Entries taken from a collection
________
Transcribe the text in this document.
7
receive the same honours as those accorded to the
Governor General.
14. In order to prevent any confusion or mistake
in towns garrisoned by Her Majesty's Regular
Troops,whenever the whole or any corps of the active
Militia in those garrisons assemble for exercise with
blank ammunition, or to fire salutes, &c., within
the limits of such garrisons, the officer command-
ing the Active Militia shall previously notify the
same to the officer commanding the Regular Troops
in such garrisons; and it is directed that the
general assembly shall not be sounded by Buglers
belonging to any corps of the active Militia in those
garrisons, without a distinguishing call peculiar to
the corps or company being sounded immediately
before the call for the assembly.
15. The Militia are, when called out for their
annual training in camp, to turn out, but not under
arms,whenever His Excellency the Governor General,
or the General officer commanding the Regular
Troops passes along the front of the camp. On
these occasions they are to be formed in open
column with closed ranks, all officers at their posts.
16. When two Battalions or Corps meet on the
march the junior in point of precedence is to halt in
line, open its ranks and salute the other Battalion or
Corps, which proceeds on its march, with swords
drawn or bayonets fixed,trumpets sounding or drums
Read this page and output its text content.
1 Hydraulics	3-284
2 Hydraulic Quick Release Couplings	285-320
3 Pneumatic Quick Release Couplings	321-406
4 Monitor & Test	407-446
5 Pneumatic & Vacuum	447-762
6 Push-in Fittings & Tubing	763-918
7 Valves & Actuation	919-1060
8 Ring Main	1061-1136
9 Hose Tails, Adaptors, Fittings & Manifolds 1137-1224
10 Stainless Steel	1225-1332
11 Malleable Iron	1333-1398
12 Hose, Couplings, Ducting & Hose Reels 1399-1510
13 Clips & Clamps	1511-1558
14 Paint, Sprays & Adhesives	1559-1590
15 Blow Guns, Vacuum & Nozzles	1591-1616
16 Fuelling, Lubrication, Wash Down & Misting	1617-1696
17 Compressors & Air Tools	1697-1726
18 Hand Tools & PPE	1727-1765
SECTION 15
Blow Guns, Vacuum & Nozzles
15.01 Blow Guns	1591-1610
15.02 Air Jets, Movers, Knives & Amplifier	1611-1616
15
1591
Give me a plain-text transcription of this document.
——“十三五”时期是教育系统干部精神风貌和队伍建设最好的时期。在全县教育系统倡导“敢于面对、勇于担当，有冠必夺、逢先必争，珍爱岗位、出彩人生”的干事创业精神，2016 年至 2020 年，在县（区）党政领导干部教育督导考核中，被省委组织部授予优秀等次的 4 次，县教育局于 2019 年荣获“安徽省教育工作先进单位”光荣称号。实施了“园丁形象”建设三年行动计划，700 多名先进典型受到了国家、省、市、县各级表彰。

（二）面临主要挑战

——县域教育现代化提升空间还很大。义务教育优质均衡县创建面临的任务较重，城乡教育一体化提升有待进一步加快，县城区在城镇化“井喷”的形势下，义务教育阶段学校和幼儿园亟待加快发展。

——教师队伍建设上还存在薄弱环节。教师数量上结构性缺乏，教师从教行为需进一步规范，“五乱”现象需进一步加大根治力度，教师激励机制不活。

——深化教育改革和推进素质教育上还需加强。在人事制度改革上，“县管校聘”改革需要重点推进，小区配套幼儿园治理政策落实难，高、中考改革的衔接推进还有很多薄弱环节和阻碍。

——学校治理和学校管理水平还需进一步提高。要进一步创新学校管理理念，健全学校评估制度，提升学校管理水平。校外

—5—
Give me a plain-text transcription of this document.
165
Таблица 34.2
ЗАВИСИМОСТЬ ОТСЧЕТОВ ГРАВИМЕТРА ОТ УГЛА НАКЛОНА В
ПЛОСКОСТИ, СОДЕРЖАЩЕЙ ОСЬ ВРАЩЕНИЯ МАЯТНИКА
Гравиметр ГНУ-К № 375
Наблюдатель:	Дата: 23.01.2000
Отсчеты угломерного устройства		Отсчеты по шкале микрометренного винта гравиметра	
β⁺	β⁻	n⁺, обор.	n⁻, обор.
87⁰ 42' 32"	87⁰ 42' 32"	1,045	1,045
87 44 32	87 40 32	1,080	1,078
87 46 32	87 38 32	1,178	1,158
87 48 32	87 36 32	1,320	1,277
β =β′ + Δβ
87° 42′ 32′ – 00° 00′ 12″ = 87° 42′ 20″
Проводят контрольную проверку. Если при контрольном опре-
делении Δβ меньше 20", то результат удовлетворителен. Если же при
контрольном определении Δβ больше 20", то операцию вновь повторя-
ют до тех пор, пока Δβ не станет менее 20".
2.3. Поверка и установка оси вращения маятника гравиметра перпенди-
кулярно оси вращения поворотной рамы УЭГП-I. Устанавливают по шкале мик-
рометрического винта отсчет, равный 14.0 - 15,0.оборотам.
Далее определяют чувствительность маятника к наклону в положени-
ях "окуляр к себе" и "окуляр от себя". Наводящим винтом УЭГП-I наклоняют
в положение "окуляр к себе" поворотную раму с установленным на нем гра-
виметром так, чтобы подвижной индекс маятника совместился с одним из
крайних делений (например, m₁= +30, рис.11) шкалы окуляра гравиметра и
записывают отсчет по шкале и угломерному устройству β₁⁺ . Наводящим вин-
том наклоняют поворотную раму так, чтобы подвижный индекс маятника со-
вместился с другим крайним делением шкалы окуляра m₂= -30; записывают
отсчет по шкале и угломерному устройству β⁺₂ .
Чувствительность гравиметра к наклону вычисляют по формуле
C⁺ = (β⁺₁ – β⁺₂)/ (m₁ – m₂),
________
Using the data above, print every record exactly as shown.

Response to this task:
Transcribe the text in this document.
7
receive the same honours as those accorded to the
Governor General.
14. In order to prevent any confusion or mistake
in towns garrisoned by Her Majesty's Regular
Troops,whenever the whole or any corps of the active
Militia in those garrisons assemble for exercise with
blank ammunition, or to fire salutes, &c., within
the limits of such garrisons, the officer command-
ing the Active Militia shall previously notify the
same to the officer commanding the Regular Troops
in such garrisons; and it is directed that the
general assembly shall not be sounded by Buglers
belonging to any corps of the active Militia in those
garrisons, without a distinguishing call peculiar to
the corps or company being sounded immediately
before the call for the assembly.
15. The Militia are, when called out for their
annual training in camp, to turn out, but not under
arms,whenever His Excellency the Governor General,
or the General officer commanding the Regular
Troops passes along the front of the camp. On
these occasions they are to be formed in open
column with closed ranks, all officers at their posts.
16. When two Battalions or Corps meet on the
march the junior in point of precedence is to halt in
line, open its ranks and salute the other Battalion or
Corps, which proceeds on its march, with swords
drawn or bayonets fixed,trumpets sounding or drums
Read this page and output its text content.
1 Hydraulics	3-284
2 Hydraulic Quick Release Couplings	285-320
3 Pneumatic Quick Release Couplings	321-406
4 Monitor & Test	407-446
5 Pneumatic & Vacuum	447-762
6 Push-in Fittings & Tubing	763-918
7 Valves & Actuation	919-1060
8 Ring Main	1061-1136
9 Hose Tails, Adaptors, Fittings & Manifolds 1137-1224
10 Stainless Steel	1225-1332
11 Malleable Iron	1333-1398
12 Hose, Couplings, Ducting & Hose Reels 1399-1510
13 Clips & Clamps	1511-1558
14 Paint, Sprays & Adhesives	1559-1590
15 Blow Guns, Vacuum & Nozzles	1591-1616
16 Fuelling, Lubrication, Wash Down & Misting	1617-1696
17 Compressors & Air Tools	1697-1726
18 Hand Tools & PPE	1727-1765
SECTION 15
Blow Guns, Vacuum & Nozzles
15.01 Blow Guns	1591-1610
15.02 Air Jets, Movers, Knives & Amplifier	1611-1616
15
1591
Give me a plain-text transcription of this document.
——“十三五”时期是教育系统干部精神风貌和队伍建设最好的时期。在全县教育系统倡导“敢于面对、勇于担当，有冠必夺、逢先必争，珍爱岗位、出彩人生”的干事创业精神，2016 年至 2020 年，在县（区）党政领导干部教育督导考核中，被省委组织部授予优秀等次的 4 次，县教育局于 2019 年荣获“安徽省教育工作先进单位”光荣称号。实施了“园丁形象”建设三年行动计划，700 多名先进典型受到了国家、省、市、县各级表彰。

（二）面临主要挑战

——县域教育现代化提升空间还很大。义务教育优质均衡县创建面临的任务较重，城乡教育一体化提升有待进一步加快，县城区在城镇化“井喷”的形势下，义务教育阶段学校和幼儿园亟待加快发展。

——教师队伍建设上还存在薄弱环节。教师数量上结构性缺乏，教师从教行为需进一步规范，“五乱”现象需进一步加大根治力度，教师激励机制不活。

——深化教育改革和推进素质教育上还需加强。在人事制度改革上，“县管校聘”改革需要重点推进，小区配套幼儿园治理政策落实难，高、中考改革的衔接推进还有很多薄弱环节和阻碍。

——学校治理和学校管理水平还需进一步提高。要进一步创新学校管理理念，健全学校评估制度，提升学校管理水平。校外

—5—
Give me a plain-text transcription of this document.
165
Таблица 34.2
ЗАВИСИМОСТЬ ОТСЧЕТОВ ГРАВИМЕТРА ОТ УГЛА НАКЛОНА В
ПЛОСКОСТИ, СОДЕРЖАЩЕЙ ОСЬ ВРАЩЕНИЯ МАЯТНИКА
Гравиметр ГНУ-К № 375
Наблюдатель:	Дата: 23.01.2000
Отсчеты угломерного устройства		Отсчеты по шкале микрометренного винта гравиметра	
β⁺	β⁻	n⁺, обор.	n⁻, обор.
87⁰ 42' 32"	87⁰ 42' 32"	1,045	1,045
87 44 32	87 40 32	1,080	1,078
87 46 32	87 38 32	1,178	1,158
87 48 32	87 36 32	1,320	1,277
β =β′ + Δβ
87° 42′ 32′ – 00° 00′ 12″ = 87° 42′ 20″
Проводят контрольную проверку. Если при контрольном опре-
делении Δβ меньше 20", то результат удовлетворителен. Если же при
контрольном определении Δβ больше 20", то операцию вновь повторя-
ют до тех пор, пока Δβ не станет менее 20".
2.3. Поверка и установка оси вращения маятника гравиметра перпенди-
кулярно оси вращения поворотной рамы УЭГП-I. Устанавливают по шкале мик-
рометрического винта отсчет, равный 14.0 - 15,0.оборотам.
Далее определяют чувствительность маятника к наклону в положени-
ях "окуляр к себе" и "окуляр от себя". Наводящим винтом УЭГП-I наклоняют
в положение "окуляр к себе" поворотную раму с установленным на нем гра-
виметром так, чтобы подвижной индекс маятника совместился с одним из
крайних делений (например, m₁= +30, рис.11) шкалы окуляра гравиметра и
записывают отсчет по шкале и угломерному устройству β₁⁺ . Наводящим вин-
том наклоняют поворотную раму так, чтобы подвижный индекс маятника со-
вместился с другим крайним делением шкалы окуляра m₂= -30; записывают
отсчет по шкале и угломерному устройству β⁺₂ .
Чувствительность гравиметра к наклону вычисляют по формуле
C⁺ = (β⁺₁ – β⁺₂)/ (m₁ – m₂),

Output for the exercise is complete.